A run of records:
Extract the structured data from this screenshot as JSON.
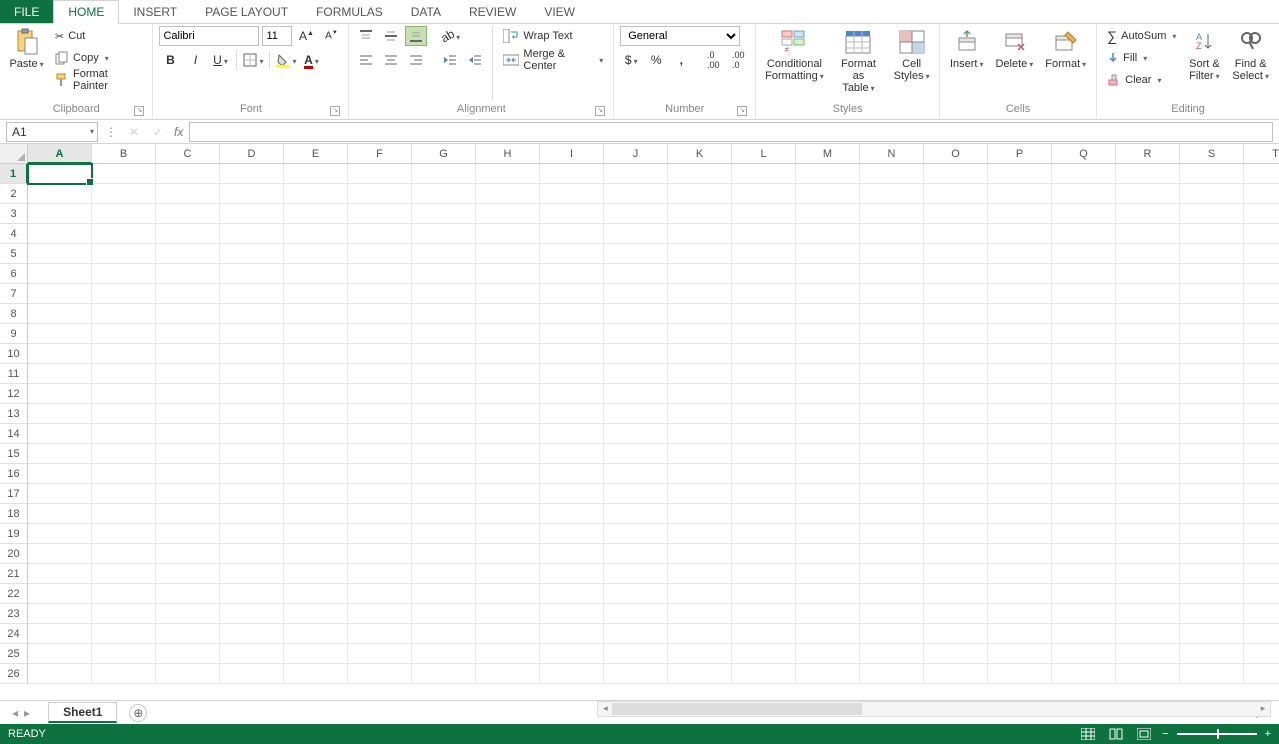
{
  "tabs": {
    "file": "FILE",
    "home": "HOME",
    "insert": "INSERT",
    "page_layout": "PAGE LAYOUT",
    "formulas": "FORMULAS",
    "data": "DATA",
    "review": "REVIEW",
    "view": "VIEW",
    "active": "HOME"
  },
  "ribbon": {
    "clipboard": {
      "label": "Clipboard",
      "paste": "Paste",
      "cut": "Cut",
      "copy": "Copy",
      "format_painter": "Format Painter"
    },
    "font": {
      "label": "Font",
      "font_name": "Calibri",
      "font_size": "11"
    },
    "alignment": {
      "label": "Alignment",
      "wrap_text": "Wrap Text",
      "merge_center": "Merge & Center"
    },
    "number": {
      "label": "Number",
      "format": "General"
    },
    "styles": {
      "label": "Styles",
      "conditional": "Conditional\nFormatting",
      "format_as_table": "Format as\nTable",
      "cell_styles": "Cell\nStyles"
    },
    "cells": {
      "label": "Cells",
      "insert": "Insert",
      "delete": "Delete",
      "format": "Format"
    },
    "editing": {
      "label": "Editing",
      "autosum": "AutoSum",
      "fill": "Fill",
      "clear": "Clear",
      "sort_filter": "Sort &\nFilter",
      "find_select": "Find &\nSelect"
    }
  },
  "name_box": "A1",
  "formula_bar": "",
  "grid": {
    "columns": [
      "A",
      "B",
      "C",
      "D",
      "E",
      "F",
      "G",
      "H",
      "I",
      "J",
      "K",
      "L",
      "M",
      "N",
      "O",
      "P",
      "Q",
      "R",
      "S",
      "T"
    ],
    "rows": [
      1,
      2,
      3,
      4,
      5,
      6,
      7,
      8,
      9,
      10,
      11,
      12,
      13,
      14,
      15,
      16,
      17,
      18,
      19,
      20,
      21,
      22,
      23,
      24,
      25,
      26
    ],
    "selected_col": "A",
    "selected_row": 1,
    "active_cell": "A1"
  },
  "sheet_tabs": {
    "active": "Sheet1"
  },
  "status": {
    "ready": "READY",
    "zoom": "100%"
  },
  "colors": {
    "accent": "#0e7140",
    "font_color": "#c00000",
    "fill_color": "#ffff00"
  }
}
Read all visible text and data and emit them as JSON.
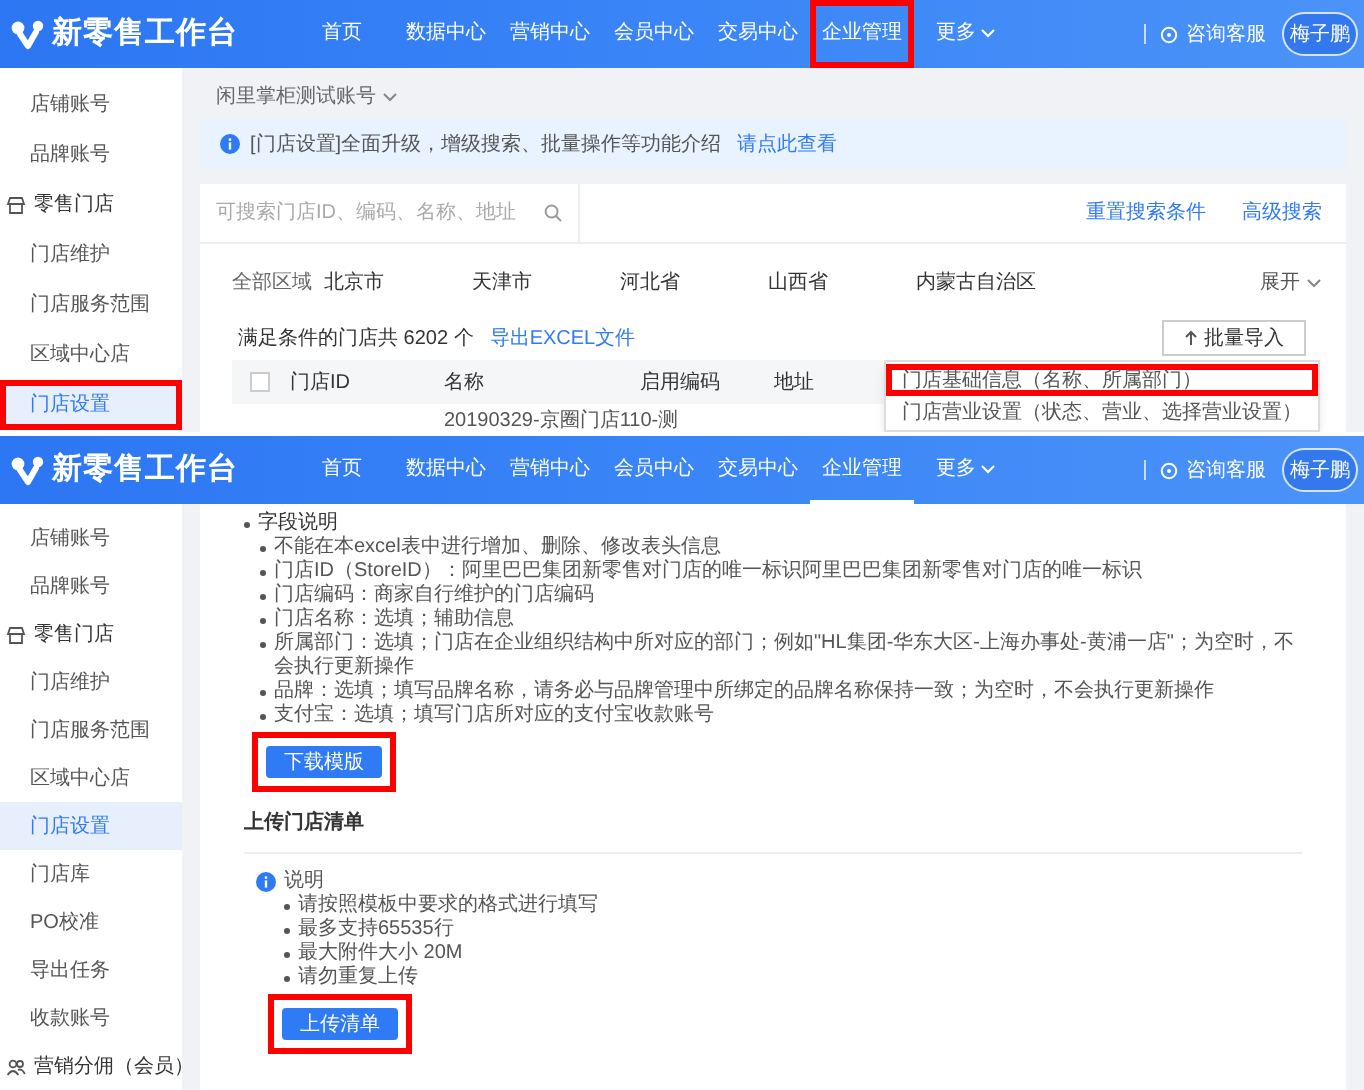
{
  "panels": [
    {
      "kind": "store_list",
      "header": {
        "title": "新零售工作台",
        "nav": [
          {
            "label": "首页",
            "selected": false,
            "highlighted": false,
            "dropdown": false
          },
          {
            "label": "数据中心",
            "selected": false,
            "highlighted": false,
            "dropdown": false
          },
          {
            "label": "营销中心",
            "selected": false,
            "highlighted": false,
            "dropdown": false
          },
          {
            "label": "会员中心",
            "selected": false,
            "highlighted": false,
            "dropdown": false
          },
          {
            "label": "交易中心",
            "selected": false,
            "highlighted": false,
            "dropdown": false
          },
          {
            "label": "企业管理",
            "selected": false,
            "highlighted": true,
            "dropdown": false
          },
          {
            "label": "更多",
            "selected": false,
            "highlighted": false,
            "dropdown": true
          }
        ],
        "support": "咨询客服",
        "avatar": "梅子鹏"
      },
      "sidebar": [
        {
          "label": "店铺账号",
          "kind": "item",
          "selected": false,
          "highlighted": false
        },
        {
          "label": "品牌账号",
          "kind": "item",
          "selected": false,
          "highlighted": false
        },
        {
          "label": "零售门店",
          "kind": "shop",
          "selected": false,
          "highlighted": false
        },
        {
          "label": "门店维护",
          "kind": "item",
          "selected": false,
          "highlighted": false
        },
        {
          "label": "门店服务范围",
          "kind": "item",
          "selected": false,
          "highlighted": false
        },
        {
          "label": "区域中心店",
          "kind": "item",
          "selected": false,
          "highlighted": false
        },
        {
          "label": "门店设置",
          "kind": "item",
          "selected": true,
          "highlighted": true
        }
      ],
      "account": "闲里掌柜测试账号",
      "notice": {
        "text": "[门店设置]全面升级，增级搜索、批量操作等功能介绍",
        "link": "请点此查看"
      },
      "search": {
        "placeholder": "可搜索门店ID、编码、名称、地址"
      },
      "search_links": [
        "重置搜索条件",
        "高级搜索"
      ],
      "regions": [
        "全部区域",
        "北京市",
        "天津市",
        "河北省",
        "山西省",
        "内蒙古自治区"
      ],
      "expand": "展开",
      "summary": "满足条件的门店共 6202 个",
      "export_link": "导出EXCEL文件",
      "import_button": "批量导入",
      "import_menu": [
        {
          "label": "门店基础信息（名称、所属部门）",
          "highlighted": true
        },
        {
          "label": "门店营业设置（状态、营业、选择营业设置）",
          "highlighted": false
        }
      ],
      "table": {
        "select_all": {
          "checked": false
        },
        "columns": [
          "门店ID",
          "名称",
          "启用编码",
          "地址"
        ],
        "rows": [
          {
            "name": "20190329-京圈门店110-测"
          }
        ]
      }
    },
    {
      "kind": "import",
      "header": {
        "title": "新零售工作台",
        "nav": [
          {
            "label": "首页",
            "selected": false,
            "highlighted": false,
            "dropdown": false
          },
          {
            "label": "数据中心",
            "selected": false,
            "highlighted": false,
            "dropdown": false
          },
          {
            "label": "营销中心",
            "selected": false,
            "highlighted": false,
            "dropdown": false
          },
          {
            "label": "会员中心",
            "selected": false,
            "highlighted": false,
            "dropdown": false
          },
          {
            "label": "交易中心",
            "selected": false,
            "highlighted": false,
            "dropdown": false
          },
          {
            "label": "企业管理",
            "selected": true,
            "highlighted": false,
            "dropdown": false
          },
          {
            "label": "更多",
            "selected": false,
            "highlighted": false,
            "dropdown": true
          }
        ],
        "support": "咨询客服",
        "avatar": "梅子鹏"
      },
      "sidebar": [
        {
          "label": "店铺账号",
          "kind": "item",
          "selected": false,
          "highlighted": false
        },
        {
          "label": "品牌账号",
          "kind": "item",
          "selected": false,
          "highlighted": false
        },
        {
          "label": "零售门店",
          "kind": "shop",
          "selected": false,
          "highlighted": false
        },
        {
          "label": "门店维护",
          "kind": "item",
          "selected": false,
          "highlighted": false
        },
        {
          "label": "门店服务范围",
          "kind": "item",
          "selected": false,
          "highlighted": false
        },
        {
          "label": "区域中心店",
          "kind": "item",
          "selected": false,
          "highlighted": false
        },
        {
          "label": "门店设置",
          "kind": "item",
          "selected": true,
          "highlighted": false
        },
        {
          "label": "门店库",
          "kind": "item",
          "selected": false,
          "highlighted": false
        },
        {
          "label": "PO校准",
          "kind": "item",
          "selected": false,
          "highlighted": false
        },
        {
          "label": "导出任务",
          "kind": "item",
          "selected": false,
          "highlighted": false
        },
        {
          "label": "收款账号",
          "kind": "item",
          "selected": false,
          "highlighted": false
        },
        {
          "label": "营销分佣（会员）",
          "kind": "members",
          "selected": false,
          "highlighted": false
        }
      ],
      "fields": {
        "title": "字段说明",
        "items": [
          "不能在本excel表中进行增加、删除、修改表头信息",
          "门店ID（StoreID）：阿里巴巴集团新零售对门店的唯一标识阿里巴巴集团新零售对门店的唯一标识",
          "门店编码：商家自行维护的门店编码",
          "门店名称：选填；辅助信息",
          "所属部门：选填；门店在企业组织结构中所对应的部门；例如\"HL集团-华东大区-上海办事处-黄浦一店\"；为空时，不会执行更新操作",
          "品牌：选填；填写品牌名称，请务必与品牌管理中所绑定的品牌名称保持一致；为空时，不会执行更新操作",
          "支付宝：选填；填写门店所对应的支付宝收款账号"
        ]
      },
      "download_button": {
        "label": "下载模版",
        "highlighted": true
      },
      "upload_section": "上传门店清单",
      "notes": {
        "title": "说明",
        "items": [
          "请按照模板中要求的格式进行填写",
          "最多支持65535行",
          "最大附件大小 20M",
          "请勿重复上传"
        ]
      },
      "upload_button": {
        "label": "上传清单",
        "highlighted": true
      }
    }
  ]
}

* * *

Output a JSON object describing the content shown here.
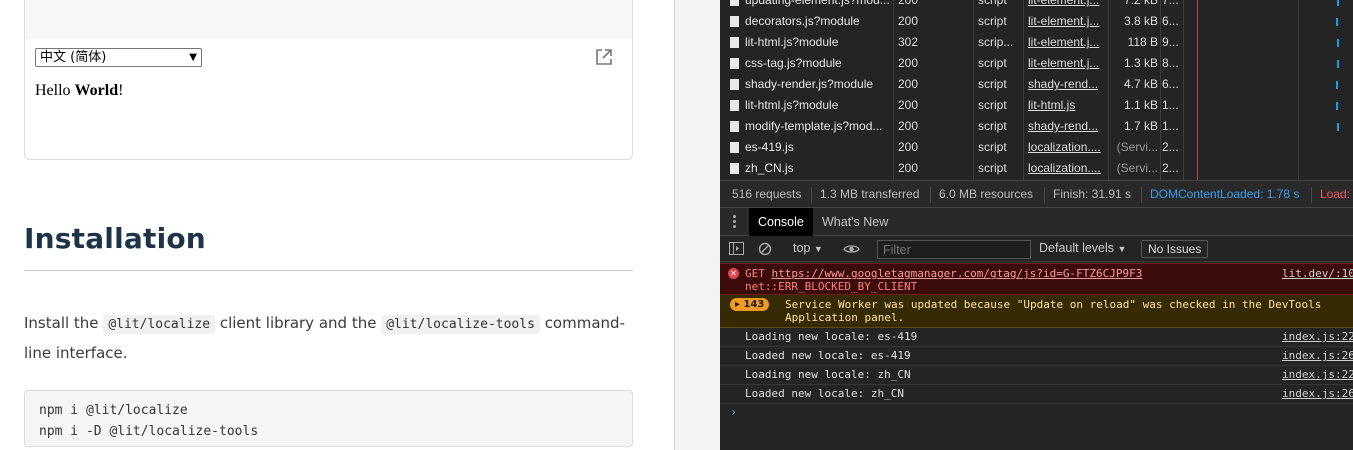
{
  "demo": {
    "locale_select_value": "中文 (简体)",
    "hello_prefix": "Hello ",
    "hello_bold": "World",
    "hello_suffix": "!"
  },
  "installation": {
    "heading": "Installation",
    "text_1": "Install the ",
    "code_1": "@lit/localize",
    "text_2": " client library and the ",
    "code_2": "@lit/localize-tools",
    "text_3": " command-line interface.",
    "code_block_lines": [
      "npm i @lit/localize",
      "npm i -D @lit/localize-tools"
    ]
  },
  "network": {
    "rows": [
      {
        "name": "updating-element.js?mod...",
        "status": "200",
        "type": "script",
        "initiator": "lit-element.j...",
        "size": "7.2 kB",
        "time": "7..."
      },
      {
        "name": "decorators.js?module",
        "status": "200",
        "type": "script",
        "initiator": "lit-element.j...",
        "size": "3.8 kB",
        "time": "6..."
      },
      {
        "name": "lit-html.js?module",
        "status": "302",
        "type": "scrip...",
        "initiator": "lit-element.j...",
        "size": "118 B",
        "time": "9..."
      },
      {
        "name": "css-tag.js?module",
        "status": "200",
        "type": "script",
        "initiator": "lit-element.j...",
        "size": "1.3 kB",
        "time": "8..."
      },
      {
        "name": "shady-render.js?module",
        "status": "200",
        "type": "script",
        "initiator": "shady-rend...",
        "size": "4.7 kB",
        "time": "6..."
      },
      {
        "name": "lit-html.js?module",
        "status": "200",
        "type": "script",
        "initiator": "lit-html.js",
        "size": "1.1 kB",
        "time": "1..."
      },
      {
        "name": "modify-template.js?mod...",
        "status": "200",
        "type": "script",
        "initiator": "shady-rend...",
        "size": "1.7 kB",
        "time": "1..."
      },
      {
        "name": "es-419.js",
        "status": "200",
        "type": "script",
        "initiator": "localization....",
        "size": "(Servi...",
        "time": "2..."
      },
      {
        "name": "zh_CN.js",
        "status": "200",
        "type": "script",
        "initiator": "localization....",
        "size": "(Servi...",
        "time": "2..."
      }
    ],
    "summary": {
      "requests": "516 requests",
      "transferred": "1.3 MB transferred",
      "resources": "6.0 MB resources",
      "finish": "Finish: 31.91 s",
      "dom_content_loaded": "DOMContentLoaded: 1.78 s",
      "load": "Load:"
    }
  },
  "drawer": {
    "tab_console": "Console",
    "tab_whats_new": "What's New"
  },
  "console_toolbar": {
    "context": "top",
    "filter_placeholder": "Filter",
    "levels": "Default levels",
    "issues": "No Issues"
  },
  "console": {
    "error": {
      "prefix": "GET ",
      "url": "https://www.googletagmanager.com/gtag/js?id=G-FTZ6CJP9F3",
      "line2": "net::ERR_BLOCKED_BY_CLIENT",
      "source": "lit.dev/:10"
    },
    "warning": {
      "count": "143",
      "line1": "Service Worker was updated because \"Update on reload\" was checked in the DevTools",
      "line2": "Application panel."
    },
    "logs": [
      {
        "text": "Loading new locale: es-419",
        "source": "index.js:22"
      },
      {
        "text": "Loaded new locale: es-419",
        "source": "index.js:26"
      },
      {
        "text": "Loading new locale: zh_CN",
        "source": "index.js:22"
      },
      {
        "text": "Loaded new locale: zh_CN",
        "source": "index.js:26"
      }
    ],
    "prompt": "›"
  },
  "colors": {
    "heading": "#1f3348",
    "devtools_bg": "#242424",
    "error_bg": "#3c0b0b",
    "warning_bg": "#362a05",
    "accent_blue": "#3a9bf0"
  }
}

WHAT TO DO: Copy, from the material, each line that holds the string "Loading".

WRITTEN RESPONSE:
        "text": "Loading new locale: es-419",
        "text": "Loading new locale: zh_CN",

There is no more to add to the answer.